• _Provided information_

[start]

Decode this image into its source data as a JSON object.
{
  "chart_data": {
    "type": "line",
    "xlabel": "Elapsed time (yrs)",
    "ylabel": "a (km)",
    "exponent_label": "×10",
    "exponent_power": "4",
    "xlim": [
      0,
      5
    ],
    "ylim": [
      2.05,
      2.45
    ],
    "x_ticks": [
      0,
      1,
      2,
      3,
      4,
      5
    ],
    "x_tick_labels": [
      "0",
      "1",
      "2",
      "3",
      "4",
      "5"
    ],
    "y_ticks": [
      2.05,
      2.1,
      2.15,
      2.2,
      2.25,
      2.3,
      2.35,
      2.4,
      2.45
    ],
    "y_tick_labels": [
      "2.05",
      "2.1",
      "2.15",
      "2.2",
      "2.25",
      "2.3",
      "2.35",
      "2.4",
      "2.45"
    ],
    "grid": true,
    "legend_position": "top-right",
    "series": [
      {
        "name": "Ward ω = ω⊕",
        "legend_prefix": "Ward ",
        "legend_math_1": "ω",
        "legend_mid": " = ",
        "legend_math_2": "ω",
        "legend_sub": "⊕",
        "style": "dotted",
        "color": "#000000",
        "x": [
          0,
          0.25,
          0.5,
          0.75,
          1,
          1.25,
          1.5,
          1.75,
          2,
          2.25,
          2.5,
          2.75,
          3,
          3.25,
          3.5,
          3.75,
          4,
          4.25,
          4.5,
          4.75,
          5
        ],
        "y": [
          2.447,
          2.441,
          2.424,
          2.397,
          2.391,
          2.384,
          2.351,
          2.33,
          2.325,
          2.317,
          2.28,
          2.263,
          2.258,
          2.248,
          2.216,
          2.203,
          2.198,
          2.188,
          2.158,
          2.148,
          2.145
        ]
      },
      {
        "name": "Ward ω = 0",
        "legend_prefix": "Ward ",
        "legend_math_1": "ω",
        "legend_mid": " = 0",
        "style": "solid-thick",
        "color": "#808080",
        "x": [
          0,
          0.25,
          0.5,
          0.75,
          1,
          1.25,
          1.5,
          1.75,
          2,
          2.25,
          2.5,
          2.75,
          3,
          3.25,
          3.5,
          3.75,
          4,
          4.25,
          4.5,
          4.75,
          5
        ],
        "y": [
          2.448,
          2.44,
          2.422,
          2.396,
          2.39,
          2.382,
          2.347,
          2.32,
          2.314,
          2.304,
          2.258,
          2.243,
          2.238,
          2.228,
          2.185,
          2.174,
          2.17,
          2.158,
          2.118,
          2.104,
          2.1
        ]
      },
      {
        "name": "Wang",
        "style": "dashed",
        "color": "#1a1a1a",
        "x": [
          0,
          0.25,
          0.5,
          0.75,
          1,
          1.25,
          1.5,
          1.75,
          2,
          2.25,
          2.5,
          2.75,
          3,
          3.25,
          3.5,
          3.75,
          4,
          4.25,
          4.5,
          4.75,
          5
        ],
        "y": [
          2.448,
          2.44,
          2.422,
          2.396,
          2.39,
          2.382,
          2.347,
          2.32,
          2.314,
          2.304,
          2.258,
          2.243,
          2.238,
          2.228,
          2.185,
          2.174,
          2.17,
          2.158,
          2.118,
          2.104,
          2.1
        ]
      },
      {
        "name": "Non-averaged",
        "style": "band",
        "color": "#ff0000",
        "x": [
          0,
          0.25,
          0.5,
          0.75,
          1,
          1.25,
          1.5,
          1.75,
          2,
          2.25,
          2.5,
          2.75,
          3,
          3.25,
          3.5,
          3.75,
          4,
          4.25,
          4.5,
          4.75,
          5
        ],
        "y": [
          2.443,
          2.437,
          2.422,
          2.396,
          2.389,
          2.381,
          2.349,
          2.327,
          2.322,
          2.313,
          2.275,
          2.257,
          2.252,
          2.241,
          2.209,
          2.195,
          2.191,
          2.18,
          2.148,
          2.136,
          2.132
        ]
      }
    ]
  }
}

[end]

• _Requirement_
Make an exact copy of the listing, including every line.

• _Result_
Decode this image into its source data as a JSON object.
{
  "chart_data": {
    "type": "line",
    "xlabel": "Elapsed time (yrs)",
    "ylabel": "a (km)",
    "exponent_label": "×10",
    "exponent_power": "4",
    "xlim": [
      0,
      5
    ],
    "ylim": [
      2.05,
      2.45
    ],
    "x_ticks": [
      0,
      1,
      2,
      3,
      4,
      5
    ],
    "x_tick_labels": [
      "0",
      "1",
      "2",
      "3",
      "4",
      "5"
    ],
    "y_ticks": [
      2.05,
      2.1,
      2.15,
      2.2,
      2.25,
      2.3,
      2.35,
      2.4,
      2.45
    ],
    "y_tick_labels": [
      "2.05",
      "2.1",
      "2.15",
      "2.2",
      "2.25",
      "2.3",
      "2.35",
      "2.4",
      "2.45"
    ],
    "grid": true,
    "legend_position": "top-right",
    "series": [
      {
        "name": "Ward ω = ω⊕",
        "legend_prefix": "Ward ",
        "legend_math_1": "ω",
        "legend_mid": " = ",
        "legend_math_2": "ω",
        "legend_sub": "⊕",
        "style": "dotted",
        "color": "#000000",
        "x": [
          0,
          0.25,
          0.5,
          0.75,
          1,
          1.25,
          1.5,
          1.75,
          2,
          2.25,
          2.5,
          2.75,
          3,
          3.25,
          3.5,
          3.75,
          4,
          4.25,
          4.5,
          4.75,
          5
        ],
        "y": [
          2.447,
          2.441,
          2.424,
          2.397,
          2.391,
          2.384,
          2.351,
          2.33,
          2.325,
          2.317,
          2.28,
          2.263,
          2.258,
          2.248,
          2.216,
          2.203,
          2.198,
          2.188,
          2.158,
          2.148,
          2.145
        ]
      },
      {
        "name": "Ward ω = 0",
        "legend_prefix": "Ward ",
        "legend_math_1": "ω",
        "legend_mid": " = 0",
        "style": "solid-thick",
        "color": "#808080",
        "x": [
          0,
          0.25,
          0.5,
          0.75,
          1,
          1.25,
          1.5,
          1.75,
          2,
          2.25,
          2.5,
          2.75,
          3,
          3.25,
          3.5,
          3.75,
          4,
          4.25,
          4.5,
          4.75,
          5
        ],
        "y": [
          2.448,
          2.44,
          2.422,
          2.396,
          2.39,
          2.382,
          2.347,
          2.32,
          2.314,
          2.304,
          2.258,
          2.243,
          2.238,
          2.228,
          2.185,
          2.174,
          2.17,
          2.158,
          2.118,
          2.104,
          2.1
        ]
      },
      {
        "name": "Wang",
        "style": "dashed",
        "color": "#1a1a1a",
        "x": [
          0,
          0.25,
          0.5,
          0.75,
          1,
          1.25,
          1.5,
          1.75,
          2,
          2.25,
          2.5,
          2.75,
          3,
          3.25,
          3.5,
          3.75,
          4,
          4.25,
          4.5,
          4.75,
          5
        ],
        "y": [
          2.448,
          2.44,
          2.422,
          2.396,
          2.39,
          2.382,
          2.347,
          2.32,
          2.314,
          2.304,
          2.258,
          2.243,
          2.238,
          2.228,
          2.185,
          2.174,
          2.17,
          2.158,
          2.118,
          2.104,
          2.1
        ]
      },
      {
        "name": "Non-averaged",
        "style": "band",
        "color": "#ff0000",
        "x": [
          0,
          0.25,
          0.5,
          0.75,
          1,
          1.25,
          1.5,
          1.75,
          2,
          2.25,
          2.5,
          2.75,
          3,
          3.25,
          3.5,
          3.75,
          4,
          4.25,
          4.5,
          4.75,
          5
        ],
        "y": [
          2.443,
          2.437,
          2.422,
          2.396,
          2.389,
          2.381,
          2.349,
          2.327,
          2.322,
          2.313,
          2.275,
          2.257,
          2.252,
          2.241,
          2.209,
          2.195,
          2.191,
          2.18,
          2.148,
          2.136,
          2.132
        ]
      }
    ]
  }
}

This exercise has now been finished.